Region annotation records
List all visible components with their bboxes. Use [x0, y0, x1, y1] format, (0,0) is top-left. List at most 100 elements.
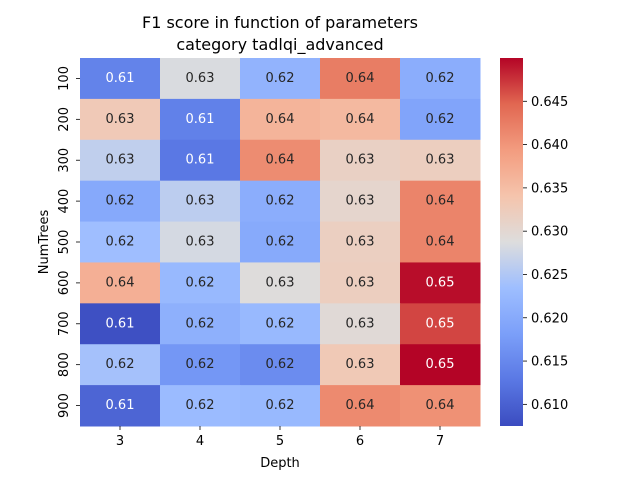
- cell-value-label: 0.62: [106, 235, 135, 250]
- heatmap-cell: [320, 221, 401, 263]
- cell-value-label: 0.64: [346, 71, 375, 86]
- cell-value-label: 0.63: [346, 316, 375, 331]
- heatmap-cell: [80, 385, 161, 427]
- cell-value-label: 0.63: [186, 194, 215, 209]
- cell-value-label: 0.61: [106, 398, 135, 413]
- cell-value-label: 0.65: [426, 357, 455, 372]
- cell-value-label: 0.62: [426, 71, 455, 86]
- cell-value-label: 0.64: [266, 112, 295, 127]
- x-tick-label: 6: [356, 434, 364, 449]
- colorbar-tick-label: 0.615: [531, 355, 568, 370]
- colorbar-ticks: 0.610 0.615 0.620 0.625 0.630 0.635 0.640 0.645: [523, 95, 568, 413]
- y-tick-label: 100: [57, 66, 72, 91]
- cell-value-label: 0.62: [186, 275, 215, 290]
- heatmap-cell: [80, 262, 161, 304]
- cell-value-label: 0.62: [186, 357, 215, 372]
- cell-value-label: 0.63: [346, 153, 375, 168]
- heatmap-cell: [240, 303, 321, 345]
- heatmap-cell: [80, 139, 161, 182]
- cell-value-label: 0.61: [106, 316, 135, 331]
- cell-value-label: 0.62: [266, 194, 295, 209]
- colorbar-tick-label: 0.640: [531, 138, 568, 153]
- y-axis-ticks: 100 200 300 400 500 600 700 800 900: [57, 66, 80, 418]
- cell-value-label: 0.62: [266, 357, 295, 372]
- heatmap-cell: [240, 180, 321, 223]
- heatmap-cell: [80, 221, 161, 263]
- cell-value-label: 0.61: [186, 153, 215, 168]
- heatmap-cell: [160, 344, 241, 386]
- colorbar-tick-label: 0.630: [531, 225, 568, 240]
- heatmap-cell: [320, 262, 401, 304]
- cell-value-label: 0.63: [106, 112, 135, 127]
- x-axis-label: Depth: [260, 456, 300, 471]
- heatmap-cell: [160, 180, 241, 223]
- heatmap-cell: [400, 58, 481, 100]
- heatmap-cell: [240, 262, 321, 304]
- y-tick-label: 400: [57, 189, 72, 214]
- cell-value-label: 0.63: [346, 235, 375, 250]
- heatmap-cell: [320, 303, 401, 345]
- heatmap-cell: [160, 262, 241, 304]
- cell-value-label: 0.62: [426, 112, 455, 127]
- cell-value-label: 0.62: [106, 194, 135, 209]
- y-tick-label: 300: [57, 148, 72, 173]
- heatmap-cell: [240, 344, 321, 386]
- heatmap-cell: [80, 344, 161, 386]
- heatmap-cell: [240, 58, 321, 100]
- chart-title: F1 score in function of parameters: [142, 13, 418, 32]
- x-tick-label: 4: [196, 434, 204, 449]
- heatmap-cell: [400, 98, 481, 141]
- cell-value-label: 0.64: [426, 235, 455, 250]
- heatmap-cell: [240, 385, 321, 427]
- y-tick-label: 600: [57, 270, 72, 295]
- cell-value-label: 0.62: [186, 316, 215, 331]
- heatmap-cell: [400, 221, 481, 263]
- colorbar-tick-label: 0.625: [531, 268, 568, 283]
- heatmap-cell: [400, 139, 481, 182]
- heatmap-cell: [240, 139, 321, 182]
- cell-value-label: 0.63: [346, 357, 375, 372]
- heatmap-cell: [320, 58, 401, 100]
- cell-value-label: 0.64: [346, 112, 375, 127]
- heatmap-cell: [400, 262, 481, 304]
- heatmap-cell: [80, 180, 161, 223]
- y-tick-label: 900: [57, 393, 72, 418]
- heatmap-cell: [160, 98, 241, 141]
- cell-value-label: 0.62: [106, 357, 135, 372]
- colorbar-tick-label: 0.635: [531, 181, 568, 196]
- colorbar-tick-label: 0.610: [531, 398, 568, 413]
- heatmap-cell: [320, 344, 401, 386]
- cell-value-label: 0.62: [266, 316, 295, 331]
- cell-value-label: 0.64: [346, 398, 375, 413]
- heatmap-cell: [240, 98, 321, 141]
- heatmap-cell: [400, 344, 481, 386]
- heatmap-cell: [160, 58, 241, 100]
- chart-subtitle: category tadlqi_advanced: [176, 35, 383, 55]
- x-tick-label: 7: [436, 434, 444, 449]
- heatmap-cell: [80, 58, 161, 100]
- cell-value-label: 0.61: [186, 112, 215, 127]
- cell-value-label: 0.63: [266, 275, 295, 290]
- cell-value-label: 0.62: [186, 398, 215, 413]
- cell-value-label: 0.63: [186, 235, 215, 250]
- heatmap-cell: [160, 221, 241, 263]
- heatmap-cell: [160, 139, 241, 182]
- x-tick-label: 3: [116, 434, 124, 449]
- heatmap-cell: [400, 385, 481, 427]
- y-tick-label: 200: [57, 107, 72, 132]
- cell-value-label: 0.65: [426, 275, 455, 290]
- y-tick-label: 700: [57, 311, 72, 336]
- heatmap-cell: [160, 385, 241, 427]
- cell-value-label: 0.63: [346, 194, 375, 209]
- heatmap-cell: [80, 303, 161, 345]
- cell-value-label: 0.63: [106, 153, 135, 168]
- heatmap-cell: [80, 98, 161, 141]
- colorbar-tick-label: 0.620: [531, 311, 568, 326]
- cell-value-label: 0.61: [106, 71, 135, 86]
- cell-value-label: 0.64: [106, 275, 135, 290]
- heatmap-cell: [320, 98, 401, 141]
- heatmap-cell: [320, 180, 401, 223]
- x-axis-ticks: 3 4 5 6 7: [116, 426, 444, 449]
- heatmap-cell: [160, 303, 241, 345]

* * *

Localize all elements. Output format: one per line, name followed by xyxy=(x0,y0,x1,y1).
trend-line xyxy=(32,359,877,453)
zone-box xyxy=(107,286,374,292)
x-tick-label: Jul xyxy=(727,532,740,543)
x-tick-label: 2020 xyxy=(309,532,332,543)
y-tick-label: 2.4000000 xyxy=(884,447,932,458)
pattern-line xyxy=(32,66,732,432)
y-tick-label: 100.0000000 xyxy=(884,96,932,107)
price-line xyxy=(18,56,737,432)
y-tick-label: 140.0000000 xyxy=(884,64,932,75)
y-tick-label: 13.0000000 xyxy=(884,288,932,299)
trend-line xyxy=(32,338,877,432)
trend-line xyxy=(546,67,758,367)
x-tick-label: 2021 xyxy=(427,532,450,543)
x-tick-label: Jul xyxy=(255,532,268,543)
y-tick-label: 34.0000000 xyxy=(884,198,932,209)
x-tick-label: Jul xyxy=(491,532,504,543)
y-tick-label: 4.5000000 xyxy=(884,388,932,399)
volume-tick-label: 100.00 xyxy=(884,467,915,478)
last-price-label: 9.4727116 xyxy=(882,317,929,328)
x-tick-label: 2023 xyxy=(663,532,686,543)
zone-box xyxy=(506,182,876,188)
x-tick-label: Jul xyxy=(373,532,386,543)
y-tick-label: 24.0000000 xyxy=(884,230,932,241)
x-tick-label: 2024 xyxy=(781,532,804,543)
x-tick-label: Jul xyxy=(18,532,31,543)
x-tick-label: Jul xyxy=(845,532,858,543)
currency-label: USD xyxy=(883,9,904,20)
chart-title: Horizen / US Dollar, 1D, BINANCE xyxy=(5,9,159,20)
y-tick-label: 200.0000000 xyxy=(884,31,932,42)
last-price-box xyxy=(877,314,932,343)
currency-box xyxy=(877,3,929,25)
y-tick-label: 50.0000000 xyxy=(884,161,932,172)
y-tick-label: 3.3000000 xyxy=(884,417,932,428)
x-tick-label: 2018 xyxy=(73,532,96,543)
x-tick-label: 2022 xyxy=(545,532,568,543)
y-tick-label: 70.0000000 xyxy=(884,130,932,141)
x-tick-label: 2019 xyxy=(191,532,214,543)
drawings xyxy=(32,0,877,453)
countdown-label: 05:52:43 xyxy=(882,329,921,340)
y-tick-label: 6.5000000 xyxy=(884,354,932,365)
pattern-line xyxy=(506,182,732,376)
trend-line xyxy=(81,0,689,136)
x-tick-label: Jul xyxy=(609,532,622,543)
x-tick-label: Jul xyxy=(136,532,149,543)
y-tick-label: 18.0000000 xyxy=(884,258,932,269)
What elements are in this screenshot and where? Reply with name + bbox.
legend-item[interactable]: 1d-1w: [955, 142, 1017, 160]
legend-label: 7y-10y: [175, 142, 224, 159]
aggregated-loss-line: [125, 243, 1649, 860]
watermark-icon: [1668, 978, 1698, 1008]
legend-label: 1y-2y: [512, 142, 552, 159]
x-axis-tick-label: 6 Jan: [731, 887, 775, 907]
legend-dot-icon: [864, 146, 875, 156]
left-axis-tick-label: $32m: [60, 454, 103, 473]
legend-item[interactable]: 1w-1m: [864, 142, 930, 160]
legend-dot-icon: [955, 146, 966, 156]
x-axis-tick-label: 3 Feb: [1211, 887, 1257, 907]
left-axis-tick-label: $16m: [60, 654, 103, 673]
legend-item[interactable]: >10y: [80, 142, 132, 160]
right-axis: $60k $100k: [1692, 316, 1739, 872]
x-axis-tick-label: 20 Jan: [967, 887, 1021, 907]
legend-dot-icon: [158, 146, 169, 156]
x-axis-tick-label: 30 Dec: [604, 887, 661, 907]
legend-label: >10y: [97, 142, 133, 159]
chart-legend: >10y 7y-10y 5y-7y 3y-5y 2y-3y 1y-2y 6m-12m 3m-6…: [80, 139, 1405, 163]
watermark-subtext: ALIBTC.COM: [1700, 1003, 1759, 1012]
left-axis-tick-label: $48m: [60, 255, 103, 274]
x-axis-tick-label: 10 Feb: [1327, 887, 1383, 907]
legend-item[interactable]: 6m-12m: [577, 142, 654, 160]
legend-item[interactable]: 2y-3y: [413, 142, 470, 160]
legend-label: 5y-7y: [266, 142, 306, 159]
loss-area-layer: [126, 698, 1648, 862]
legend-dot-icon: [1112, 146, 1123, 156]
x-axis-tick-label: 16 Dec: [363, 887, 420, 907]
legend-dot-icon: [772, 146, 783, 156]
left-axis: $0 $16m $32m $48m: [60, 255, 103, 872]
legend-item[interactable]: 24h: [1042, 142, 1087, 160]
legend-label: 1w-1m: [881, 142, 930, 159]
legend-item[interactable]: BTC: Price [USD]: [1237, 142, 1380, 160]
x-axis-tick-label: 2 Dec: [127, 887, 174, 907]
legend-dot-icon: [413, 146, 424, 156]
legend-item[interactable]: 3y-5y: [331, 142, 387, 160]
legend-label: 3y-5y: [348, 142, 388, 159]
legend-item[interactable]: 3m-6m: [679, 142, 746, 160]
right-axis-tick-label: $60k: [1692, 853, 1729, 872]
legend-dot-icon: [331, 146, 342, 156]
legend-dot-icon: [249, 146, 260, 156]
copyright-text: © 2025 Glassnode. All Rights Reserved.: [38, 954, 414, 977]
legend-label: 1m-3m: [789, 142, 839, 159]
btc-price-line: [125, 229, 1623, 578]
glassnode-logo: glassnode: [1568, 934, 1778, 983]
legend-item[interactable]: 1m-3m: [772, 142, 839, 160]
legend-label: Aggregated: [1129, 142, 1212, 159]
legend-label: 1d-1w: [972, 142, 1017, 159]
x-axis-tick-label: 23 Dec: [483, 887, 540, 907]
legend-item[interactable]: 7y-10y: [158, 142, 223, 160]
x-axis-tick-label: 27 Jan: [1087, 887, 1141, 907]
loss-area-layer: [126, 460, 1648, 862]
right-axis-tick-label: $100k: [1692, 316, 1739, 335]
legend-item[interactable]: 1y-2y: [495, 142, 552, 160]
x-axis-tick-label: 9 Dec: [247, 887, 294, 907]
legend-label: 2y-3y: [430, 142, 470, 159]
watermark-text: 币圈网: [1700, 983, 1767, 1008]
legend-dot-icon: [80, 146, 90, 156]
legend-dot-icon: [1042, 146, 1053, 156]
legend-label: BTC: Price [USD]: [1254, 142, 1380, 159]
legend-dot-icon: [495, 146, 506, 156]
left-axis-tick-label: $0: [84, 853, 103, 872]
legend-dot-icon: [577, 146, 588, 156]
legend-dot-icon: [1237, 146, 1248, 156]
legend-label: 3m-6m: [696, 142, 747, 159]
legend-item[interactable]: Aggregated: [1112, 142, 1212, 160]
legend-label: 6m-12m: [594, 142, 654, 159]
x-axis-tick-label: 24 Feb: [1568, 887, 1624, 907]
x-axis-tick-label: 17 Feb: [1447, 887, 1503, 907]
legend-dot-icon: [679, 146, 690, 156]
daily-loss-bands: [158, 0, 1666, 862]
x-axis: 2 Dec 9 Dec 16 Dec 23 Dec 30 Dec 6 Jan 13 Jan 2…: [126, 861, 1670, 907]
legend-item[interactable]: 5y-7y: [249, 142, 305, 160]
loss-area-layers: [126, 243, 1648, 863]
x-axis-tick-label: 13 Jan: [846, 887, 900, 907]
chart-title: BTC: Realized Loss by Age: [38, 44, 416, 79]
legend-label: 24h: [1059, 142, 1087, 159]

▶ _Given task_
Update the lines of the material from the one containing "Localize all elements." through the one containing "y-tick-label: 2.4000000 xyxy=(884,447,932,458)", inclusive, by replacing "trend-line" with "trend-segment" and leaving all else unchanged. Give only those lines.

▶ _Answer for the task_
Localize all elements. Output format: one per line, name followed by xyxy=(x0,y0,x1,y1).
trend-segment xyxy=(32,359,877,453)
zone-box xyxy=(107,286,374,292)
x-tick-label: Jul xyxy=(727,532,740,543)
x-tick-label: 2020 xyxy=(309,532,332,543)
y-tick-label: 2.4000000 xyxy=(884,447,932,458)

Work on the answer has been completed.